▶ **Short task**
Copy the items word for word from their first line through the line containing "What elements are", both included. Leave the pictures out.

───── Supplied data ─────

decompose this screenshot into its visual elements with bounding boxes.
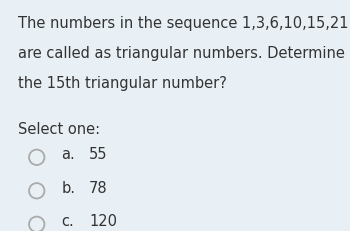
Text: The numbers in the sequence 1,3,6,10,15,21...: The numbers in the sequence 1,3,6,10,15,… xyxy=(18,16,350,31)
Text: the 15th triangular number?: the 15th triangular number? xyxy=(18,76,226,91)
Text: Select one:: Select one: xyxy=(18,122,100,137)
Text: 55: 55 xyxy=(89,147,108,162)
Text: 78: 78 xyxy=(89,181,108,196)
Text: b.: b. xyxy=(61,181,75,196)
Text: a.: a. xyxy=(61,147,75,162)
Text: 120: 120 xyxy=(89,214,117,229)
Text: are called as triangular numbers. Determine: are called as triangular numbers. Determ… xyxy=(18,46,344,61)
Text: c.: c. xyxy=(61,214,74,229)
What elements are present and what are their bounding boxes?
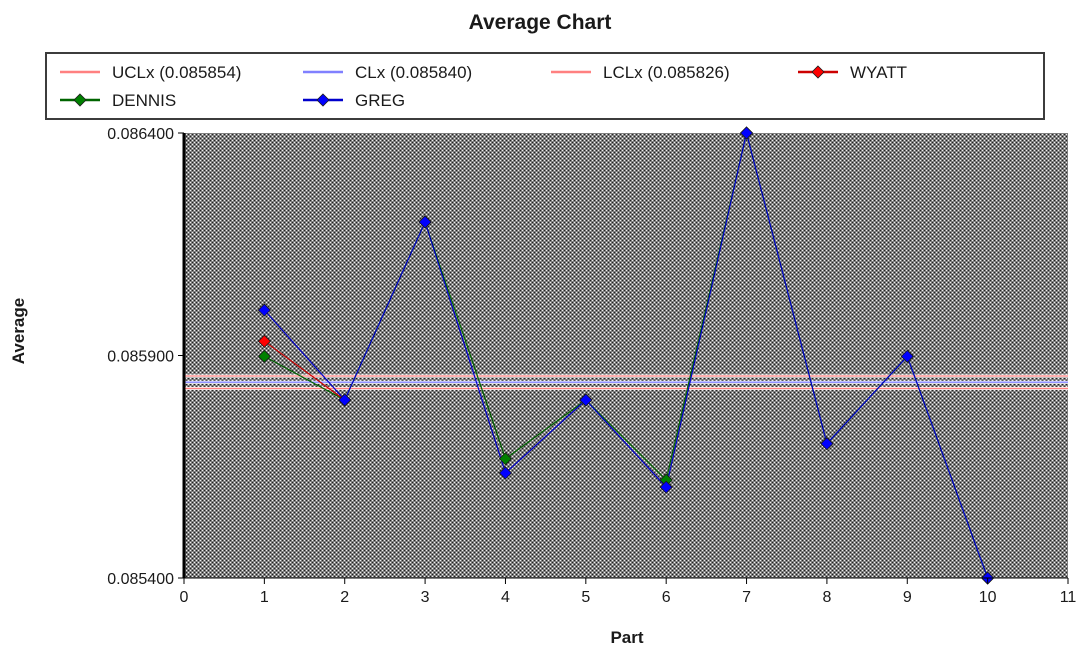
plot-area	[184, 133, 1068, 578]
x-axis-title: Part	[610, 628, 643, 647]
legend-label: UCLx (0.085854)	[112, 63, 241, 82]
legend-item: LCLx (0.085826)	[551, 63, 730, 82]
x-tick-label: 1	[260, 589, 269, 606]
y-tick-label: 0.086400	[107, 126, 174, 143]
x-tick-label: 10	[979, 589, 997, 606]
legend-label: LCLx (0.085826)	[603, 63, 730, 82]
legend-item: DENNIS	[60, 91, 176, 110]
data-point-greg	[579, 393, 593, 407]
x-tick-label: 8	[822, 589, 831, 606]
data-point-greg	[900, 349, 914, 363]
y-tick-label: 0.085900	[107, 349, 174, 366]
legend-marker	[316, 93, 330, 107]
legend-label: DENNIS	[112, 91, 176, 110]
x-tick-label: 7	[742, 589, 751, 606]
x-tick-label: 2	[340, 589, 349, 606]
x-tick-label: 0	[180, 589, 189, 606]
data-point-greg	[739, 126, 754, 140]
x-tick-label: 5	[581, 589, 590, 606]
data-point-greg	[820, 437, 834, 451]
series-line-greg	[263, 132, 989, 579]
legend-label: GREG	[355, 91, 405, 110]
legend-item: UCLx (0.085854)	[60, 63, 241, 82]
chart-title: Average Chart	[469, 11, 612, 34]
legend-label: CLx (0.085840)	[355, 63, 472, 82]
legend-item: CLx (0.085840)	[303, 63, 472, 82]
x-tick-label: 9	[903, 589, 912, 606]
data-point-wyatt	[257, 334, 271, 348]
data-point-dennis	[257, 349, 271, 363]
data-point-greg	[418, 215, 432, 229]
x-tick-label: 3	[421, 589, 430, 606]
y-axis-title: Average	[9, 298, 28, 364]
legend: UCLx (0.085854) CLx (0.085840) LCLx (0.085…	[45, 52, 1045, 120]
legend-label: WYATT	[850, 63, 907, 82]
series-line-wyatt	[264, 340, 346, 401]
legend-box	[45, 52, 1045, 120]
legend-item: GREG	[303, 91, 405, 110]
data-point-dennis	[498, 452, 513, 466]
legend-item: WYATT	[798, 63, 907, 82]
data-point-greg	[659, 480, 673, 494]
data-point-greg	[498, 466, 513, 480]
data-point-greg	[338, 393, 352, 407]
x-tick-label: 11	[1060, 589, 1077, 606]
data-point-greg	[257, 303, 271, 317]
x-tick-label: 6	[662, 589, 671, 606]
legend-marker	[811, 65, 825, 79]
legend-marker	[73, 93, 87, 107]
y-tick-label: 0.085400	[107, 571, 174, 588]
x-tick-label: 4	[501, 589, 510, 606]
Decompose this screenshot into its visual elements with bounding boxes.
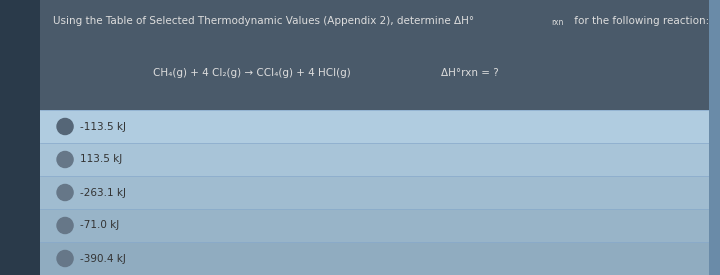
Text: for the following reaction:: for the following reaction: xyxy=(570,16,709,26)
Text: -71.0 kJ: -71.0 kJ xyxy=(80,221,119,230)
Text: 113.5 kJ: 113.5 kJ xyxy=(80,155,122,164)
Text: rxn: rxn xyxy=(552,18,564,27)
Ellipse shape xyxy=(57,218,73,233)
Text: ΔH°rxn = ?: ΔH°rxn = ? xyxy=(441,68,499,78)
Text: -113.5 kJ: -113.5 kJ xyxy=(80,122,126,131)
Ellipse shape xyxy=(57,119,73,134)
Ellipse shape xyxy=(57,251,73,266)
Text: CH₄(g) + 4 Cl₂(g) → CCl₄(g) + 4 HCl(g): CH₄(g) + 4 Cl₂(g) → CCl₄(g) + 4 HCl(g) xyxy=(153,68,351,78)
Text: -390.4 kJ: -390.4 kJ xyxy=(80,254,126,263)
Text: Using the Table of Selected Thermodynamic Values (Appendix 2), determine ΔH°: Using the Table of Selected Thermodynami… xyxy=(53,16,474,26)
Ellipse shape xyxy=(57,152,73,167)
Ellipse shape xyxy=(57,185,73,200)
Text: -263.1 kJ: -263.1 kJ xyxy=(80,188,126,197)
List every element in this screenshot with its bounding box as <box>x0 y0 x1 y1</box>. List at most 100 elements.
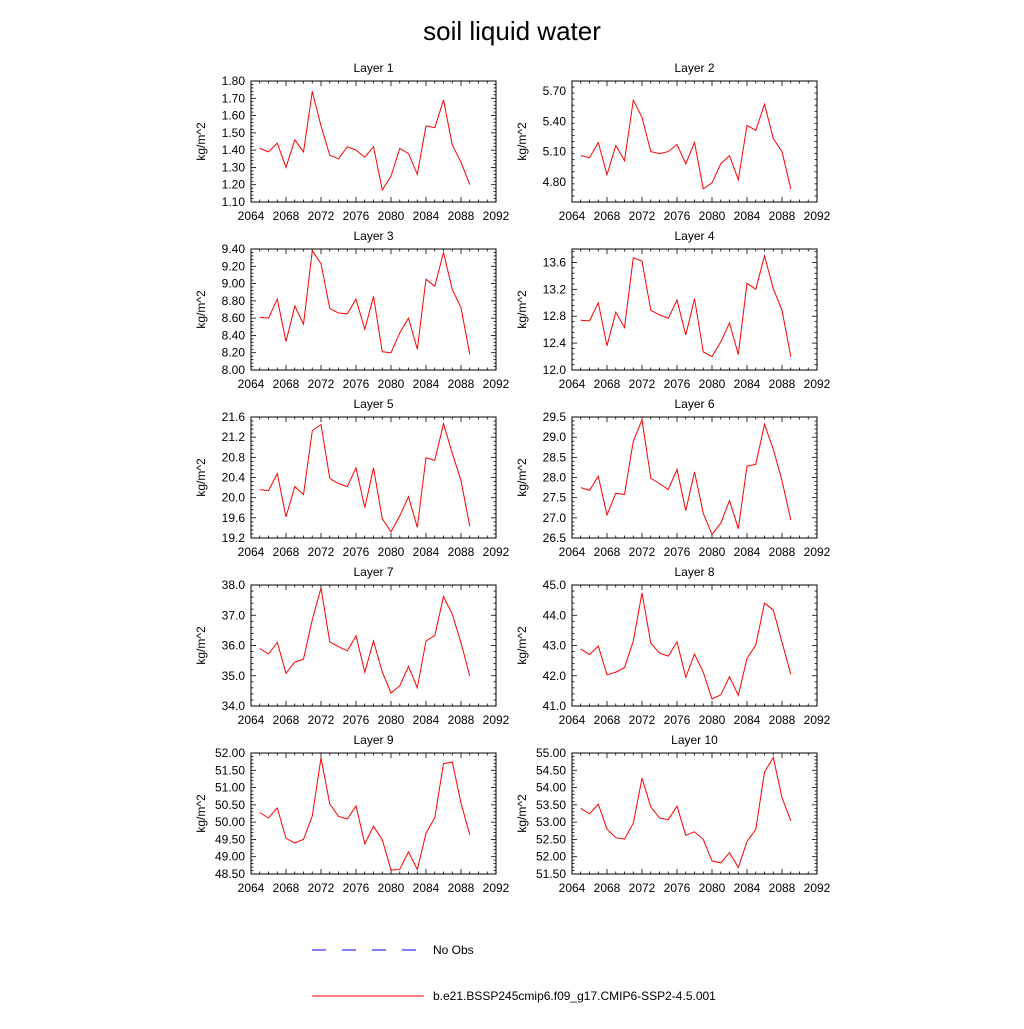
y-tick-label: 52.00 <box>536 850 566 864</box>
x-tick-label: 2072 <box>629 881 656 895</box>
plot-frame <box>250 752 497 875</box>
y-tick-label: 49.50 <box>215 832 245 846</box>
panel-layer-3: Layer 3 2064 2068 2072 2076 2080 2084 2088 2092 8… <box>194 229 510 391</box>
y-tick-label: 5.40 <box>543 114 567 128</box>
x-tick-label: 2080 <box>699 881 726 895</box>
x-tick-label: 2084 <box>734 545 761 559</box>
series-line <box>580 417 792 536</box>
x-tick-label: 2072 <box>629 545 656 559</box>
x-tick-label: 2076 <box>664 377 691 391</box>
panel-title: Layer 3 <box>353 229 393 243</box>
panel-title: Layer 7 <box>353 565 393 579</box>
panel-layer-4: Layer 4 2064 2068 2072 2076 2080 2084 2088 2092 1… <box>515 229 831 391</box>
panel-title: Layer 2 <box>674 61 714 75</box>
y-tick-label: 13.6 <box>543 255 567 269</box>
y-tick-label: 29.5 <box>543 410 567 424</box>
y-tick-label: 1.30 <box>222 160 246 174</box>
panel-title: Layer 6 <box>674 397 714 411</box>
y-tick-label: 38.0 <box>222 578 246 592</box>
x-tick-label: 2092 <box>483 209 510 223</box>
x-tick-label: 2092 <box>804 377 831 391</box>
x-tick-label: 2092 <box>483 377 510 391</box>
x-tick-label: 2080 <box>378 209 405 223</box>
plot-frame <box>250 80 497 203</box>
y-tick-label: 48.50 <box>215 867 245 881</box>
y-tick-label: 19.6 <box>222 511 246 525</box>
x-tick-label: 2080 <box>378 377 405 391</box>
y-tick-label: 1.40 <box>222 143 246 157</box>
x-tick-label: 2088 <box>448 377 475 391</box>
y-tick-label: 1.60 <box>222 109 246 123</box>
x-tick-label: 2064 <box>238 377 265 391</box>
x-tick-label: 2076 <box>664 209 691 223</box>
y-tick-label: 27.5 <box>543 491 567 505</box>
plot-frame <box>571 584 818 707</box>
x-tick-label: 2068 <box>273 209 300 223</box>
y-tick-label: 8.80 <box>222 294 246 308</box>
x-tick-label: 2076 <box>343 713 370 727</box>
x-tick-label: 2064 <box>559 209 586 223</box>
y-tick-label: 4.80 <box>543 175 567 189</box>
y-tick-label: 1.70 <box>222 91 246 105</box>
x-tick-label: 2084 <box>413 713 440 727</box>
x-tick-label: 2076 <box>664 713 691 727</box>
y-tick-label: 8.40 <box>222 328 246 342</box>
series-line <box>259 421 471 533</box>
x-tick-label: 2080 <box>699 377 726 391</box>
y-tick-label: 45.0 <box>543 578 567 592</box>
y-tick-label: 20.0 <box>222 491 246 505</box>
plot-frame <box>571 416 818 539</box>
x-tick-label: 2064 <box>559 377 586 391</box>
panel-layer-5: Layer 5 2064 2068 2072 2076 2080 2084 2088 2092 1… <box>194 397 510 559</box>
x-tick-label: 2088 <box>769 377 796 391</box>
x-tick-label: 2084 <box>413 209 440 223</box>
x-tick-label: 2084 <box>734 209 761 223</box>
x-tick-label: 2088 <box>448 881 475 895</box>
x-tick-label: 2064 <box>559 545 586 559</box>
x-tick-label: 2068 <box>594 713 621 727</box>
y-tick-label: 13.2 <box>543 282 567 296</box>
y-tick-label: 54.00 <box>536 781 566 795</box>
plot-frame <box>571 752 818 875</box>
series-line <box>580 592 792 700</box>
x-tick-label: 2076 <box>343 209 370 223</box>
y-tick-label: 34.0 <box>222 699 246 713</box>
panel-layer-8: Layer 8 2064 2068 2072 2076 2080 2084 2088 2092 4… <box>515 565 831 727</box>
panel-title: Layer 9 <box>353 733 393 747</box>
x-tick-label: 2084 <box>413 881 440 895</box>
y-tick-label: 8.20 <box>222 346 246 360</box>
y-tick-label: 50.50 <box>215 798 245 812</box>
x-tick-label: 2072 <box>308 377 335 391</box>
x-tick-label: 2068 <box>273 713 300 727</box>
y-tick-label: 49.00 <box>215 850 245 864</box>
y-tick-label: 53.50 <box>536 798 566 812</box>
x-tick-label: 2068 <box>273 545 300 559</box>
y-tick-label: 1.80 <box>222 74 246 88</box>
x-tick-label: 2072 <box>308 545 335 559</box>
x-tick-label: 2092 <box>804 209 831 223</box>
y-tick-label: 28.0 <box>543 471 567 485</box>
x-tick-label: 2072 <box>308 881 335 895</box>
x-tick-label: 2068 <box>594 209 621 223</box>
y-tick-label: 21.6 <box>222 410 246 424</box>
panel-title: Layer 4 <box>674 229 714 243</box>
y-axis-label: kg/m^2 <box>515 122 529 161</box>
y-tick-label: 8.60 <box>222 311 246 325</box>
panel-layer-9: Layer 9 2064 2068 2072 2076 2080 2084 2088 2092 4… <box>194 733 510 895</box>
y-tick-label: 52.50 <box>536 832 566 846</box>
y-tick-label: 1.50 <box>222 126 246 140</box>
x-tick-label: 2076 <box>664 545 691 559</box>
x-tick-label: 2092 <box>804 713 831 727</box>
x-tick-label: 2080 <box>699 209 726 223</box>
y-tick-label: 19.2 <box>222 531 246 545</box>
x-tick-label: 2088 <box>769 545 796 559</box>
x-tick-label: 2076 <box>343 377 370 391</box>
x-tick-label: 2088 <box>448 209 475 223</box>
panel-layer-7: Layer 7 2064 2068 2072 2076 2080 2084 2088 2092 3… <box>194 565 510 727</box>
y-axis-label: kg/m^2 <box>194 458 208 497</box>
x-tick-label: 2080 <box>699 545 726 559</box>
x-tick-label: 2092 <box>483 713 510 727</box>
x-tick-label: 2072 <box>629 209 656 223</box>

─────

▶ **Right answer**
decompose this screenshot into its visual elements with bounding boxes.
Text: The numbers in the sequence 1,3,6,10,15,21...: The numbers in the sequence 1,3,6,10,15,… xyxy=(18,16,350,31)
Text: the 15th triangular number?: the 15th triangular number? xyxy=(18,76,226,91)
Text: Select one:: Select one: xyxy=(18,122,100,137)
Text: 55: 55 xyxy=(89,147,108,162)
Text: 78: 78 xyxy=(89,181,108,196)
Text: b.: b. xyxy=(61,181,75,196)
Text: a.: a. xyxy=(61,147,75,162)
Text: 120: 120 xyxy=(89,214,117,229)
Text: are called as triangular numbers. Determine: are called as triangular numbers. Determ… xyxy=(18,46,344,61)
Text: c.: c. xyxy=(61,214,74,229)
What elements are present and what are their bounding boxes?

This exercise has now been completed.